━━━━━ SOURCE DATA

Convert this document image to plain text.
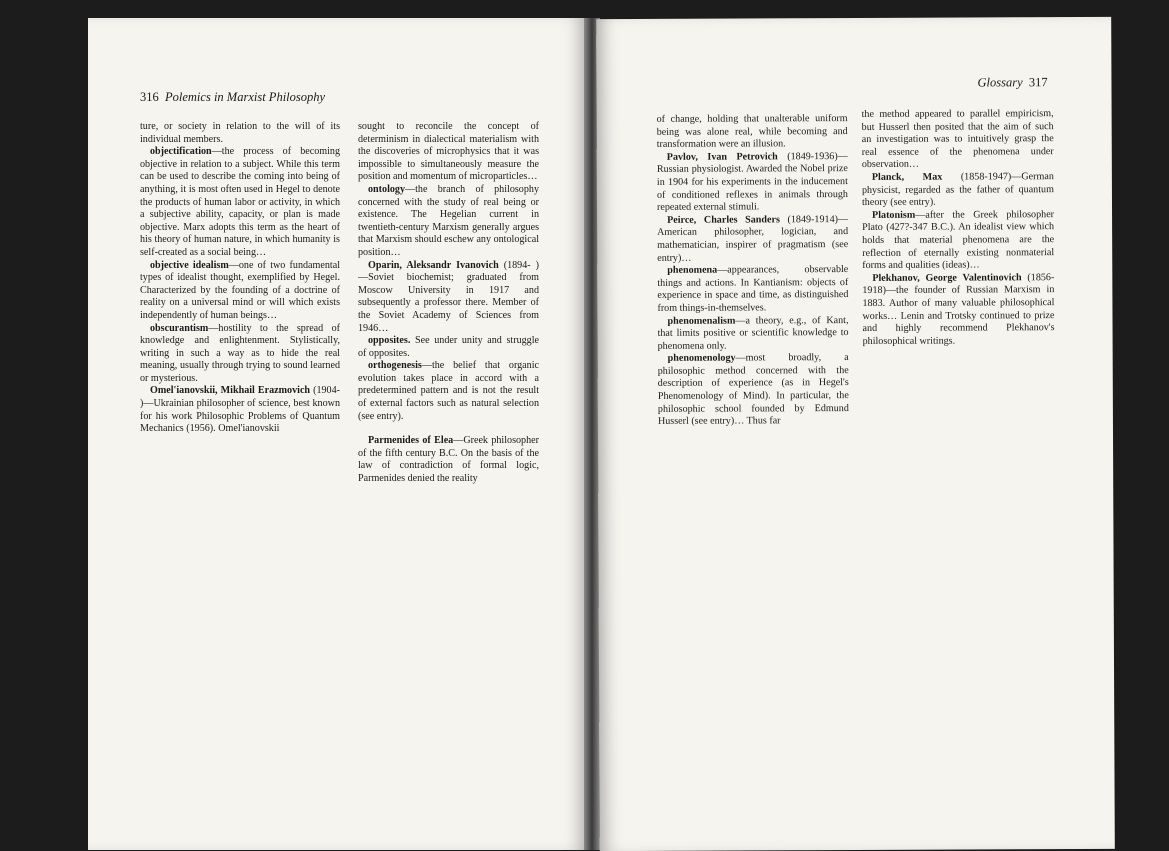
316 Polemics in Marxist Philosophy

ture, or society in relation to the will of its individual members.

objectification—the process of becoming objective in relation to a subject. While this term can be used to describe the coming into being of anything, it is most often used in Hegel to denote the products of human labor or activity, in which a subjective ability, capacity, or plan is made objective. Marx adopts this term as the heart of his theory of human nature, in which humanity is self-created as a social being…

objective idealism—one of two fundamental types of idealist thought, exemplified by Hegel. Characterized by the founding of a doctrine of reality on a universal mind or will which exists independently of human beings…

obscurantism—hostility to the spread of knowledge and enlightenment. Stylistically, writing in such a way as to hide the real meaning, usually through trying to sound learned or mysterious.

Omel'ianovskii, Mikhail Erazmovich (1904- )—Ukrainian philosopher of science, best known for his work Philosophic Problems of Quantum Mechanics (1956). Omel'ianovskii

sought to reconcile the concept of determinism in dialectical materialism with the discoveries of microphysics that it was impossible to simultaneously measure the position and momentum of microparticles…

ontology—the branch of philosophy concerned with the study of real being or existence. The Hegelian current in twentieth-century Marxism generally argues that Marxism should eschew any ontological position…

Oparin, Aleksandr Ivanovich (1894- )—Soviet biochemist; graduated from Moscow University in 1917 and subsequently a professor there. Member of the Soviet Academy of Sciences from 1946…

opposites. See under unity and struggle of opposites.

orthogenesis—the belief that organic evolution takes place in accord with a predetermined pattern and is not the result of external factors such as natural selection (see entry).

Parmenides of Elea—Greek philosopher of the fifth century B.C. On the basis of the law of contradiction of formal logic, Parmenides denied the reality

Glossary 317

of change, holding that unalterable uniform being was alone real, while becoming and transformation were an illusion.

Pavlov, Ivan Petrovich (1849-1936)—Russian physiologist. Awarded the Nobel prize in 1904 for his experiments in the inducement of conditioned reflexes in animals through repeated external stimuli.

Peirce, Charles Sanders (1849-1914)—American philosopher, logician, and mathematician, inspirer of pragmatism (see entry)…

phenomena—appearances, observable things and actions. In Kantianism: objects of experience in space and time, as distinguished from things-in-themselves.

phenomenalism—a theory, e.g., of Kant, that limits positive or scientific knowledge to phenomena only.

phenomenology—most broadly, a philosophic method concerned with the description of experience (as in Hegel's Phenomenology of Mind). In particular, the philosophic school founded by Edmund Husserl (see entry)… Thus far

the method appeared to parallel empiricism, but Husserl then posited that the aim of such an investigation was to intuitively grasp the real essence of the phenomena under observation…

Planck, Max (1858-1947)—German physicist, regarded as the father of quantum theory (see entry).

Platonism—after the Greek philosopher Plato (427?-347 B.C.). An idealist view which holds that material phenomena are the reflection of eternally existing nonmaterial forms and qualities (ideas)…

Plekhanov, George Valentinovich (1856-1918)—the founder of Russian Marxism in 1883. Author of many valuable philosophical works… Lenin and Trotsky continued to prize and highly recommend Plekhanov's philosophical writings.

━━━━━━━━━━

§ TASK GOAL
Copy every line above word for word and exclude the pictures.

§ RESULT
Convert this document image to plain text.
316 Polemics in Marxist Philosophy

ture, or society in relation to the will of its individual members.

objectification—the process of becoming objective in relation to a subject. While this term can be used to describe the coming into being of anything, it is most often used in Hegel to denote the products of human labor or activity, in which a subjective ability, capacity, or plan is made objective. Marx adopts this term as the heart of his theory of human nature, in which humanity is self-created as a social being…

objective idealism—one of two fundamental types of idealist thought, exemplified by Hegel. Characterized by the founding of a doctrine of reality on a universal mind or will which exists independently of human beings…

obscurantism—hostility to the spread of knowledge and enlightenment. Stylistically, writing in such a way as to hide the real meaning, usually through trying to sound learned or mysterious.

Omel'ianovskii, Mikhail Erazmovich (1904- )—Ukrainian philosopher of science, best known for his work Philosophic Problems of Quantum Mechanics (1956). Omel'ianovskii

sought to reconcile the concept of determinism in dialectical materialism with the discoveries of microphysics that it was impossible to simultaneously measure the position and momentum of microparticles…

ontology—the branch of philosophy concerned with the study of real being or existence. The Hegelian current in twentieth-century Marxism generally argues that Marxism should eschew any ontological position…

Oparin, Aleksandr Ivanovich (1894- )—Soviet biochemist; graduated from Moscow University in 1917 and subsequently a professor there. Member of the Soviet Academy of Sciences from 1946…

opposites. See under unity and struggle of opposites.

orthogenesis—the belief that organic evolution takes place in accord with a predetermined pattern and is not the result of external factors such as natural selection (see entry).

Parmenides of Elea—Greek philosopher of the fifth century B.C. On the basis of the law of contradiction of formal logic, Parmenides denied the reality

Glossary 317

of change, holding that unalterable uniform being was alone real, while becoming and transformation were an illusion.

Pavlov, Ivan Petrovich (1849-1936)—Russian physiologist. Awarded the Nobel prize in 1904 for his experiments in the inducement of conditioned reflexes in animals through repeated external stimuli.

Peirce, Charles Sanders (1849-1914)—American philosopher, logician, and mathematician, inspirer of pragmatism (see entry)…

phenomena—appearances, observable things and actions. In Kantianism: objects of experience in space and time, as distinguished from things-in-themselves.

phenomenalism—a theory, e.g., of Kant, that limits positive or scientific knowledge to phenomena only.

phenomenology—most broadly, a philosophic method concerned with the description of experience (as in Hegel's Phenomenology of Mind). In particular, the philosophic school founded by Edmund Husserl (see entry)… Thus far

the method appeared to parallel empiricism, but Husserl then posited that the aim of such an investigation was to intuitively grasp the real essence of the phenomena under observation…

Planck, Max (1858-1947)—German physicist, regarded as the father of quantum theory (see entry).

Platonism—after the Greek philosopher Plato (427?-347 B.C.). An idealist view which holds that material phenomena are the reflection of eternally existing nonmaterial forms and qualities (ideas)…

Plekhanov, George Valentinovich (1856-1918)—the founder of Russian Marxism in 1883. Author of many valuable philosophical works… Lenin and Trotsky continued to prize and highly recommend Plekhanov's philosophical writings.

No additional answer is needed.